=== What is required ===
Repeat the listing below in full, exactly as it stands.
------------------------
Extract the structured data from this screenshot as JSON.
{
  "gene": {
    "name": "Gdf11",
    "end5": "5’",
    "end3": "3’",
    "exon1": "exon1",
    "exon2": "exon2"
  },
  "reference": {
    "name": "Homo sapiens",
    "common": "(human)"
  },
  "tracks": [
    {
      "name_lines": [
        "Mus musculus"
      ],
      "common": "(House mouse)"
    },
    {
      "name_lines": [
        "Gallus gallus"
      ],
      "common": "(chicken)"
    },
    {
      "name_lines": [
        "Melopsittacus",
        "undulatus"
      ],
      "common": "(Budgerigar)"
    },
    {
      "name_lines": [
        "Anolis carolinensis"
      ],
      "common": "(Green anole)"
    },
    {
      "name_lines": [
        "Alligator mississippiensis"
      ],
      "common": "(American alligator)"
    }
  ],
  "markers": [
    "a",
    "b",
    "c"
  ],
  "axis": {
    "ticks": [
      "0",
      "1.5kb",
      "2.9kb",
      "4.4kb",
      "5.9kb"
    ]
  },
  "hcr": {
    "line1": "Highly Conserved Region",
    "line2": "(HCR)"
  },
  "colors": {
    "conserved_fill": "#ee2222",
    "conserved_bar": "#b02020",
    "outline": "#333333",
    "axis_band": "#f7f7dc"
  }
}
------------------------
=== The output ===
Extract the structured data from this screenshot as JSON.
{
  "gene": {
    "name": "Gdf11",
    "end5": "5’",
    "end3": "3’",
    "exon1": "exon1",
    "exon2": "exon2"
  },
  "reference": {
    "name": "Homo sapiens",
    "common": "(human)"
  },
  "tracks": [
    {
      "name_lines": [
        "Mus musculus"
      ],
      "common": "(House mouse)"
    },
    {
      "name_lines": [
        "Gallus gallus"
      ],
      "common": "(chicken)"
    },
    {
      "name_lines": [
        "Melopsittacus",
        "undulatus"
      ],
      "common": "(Budgerigar)"
    },
    {
      "name_lines": [
        "Anolis carolinensis"
      ],
      "common": "(Green anole)"
    },
    {
      "name_lines": [
        "Alligator mississippiensis"
      ],
      "common": "(American alligator)"
    }
  ],
  "markers": [
    "a",
    "b",
    "c"
  ],
  "axis": {
    "ticks": [
      "0",
      "1.5kb",
      "2.9kb",
      "4.4kb",
      "5.9kb"
    ]
  },
  "hcr": {
    "line1": "Highly Conserved Region",
    "line2": "(HCR)"
  },
  "colors": {
    "conserved_fill": "#ee2222",
    "conserved_bar": "#b02020",
    "outline": "#333333",
    "axis_band": "#f7f7dc"
  }
}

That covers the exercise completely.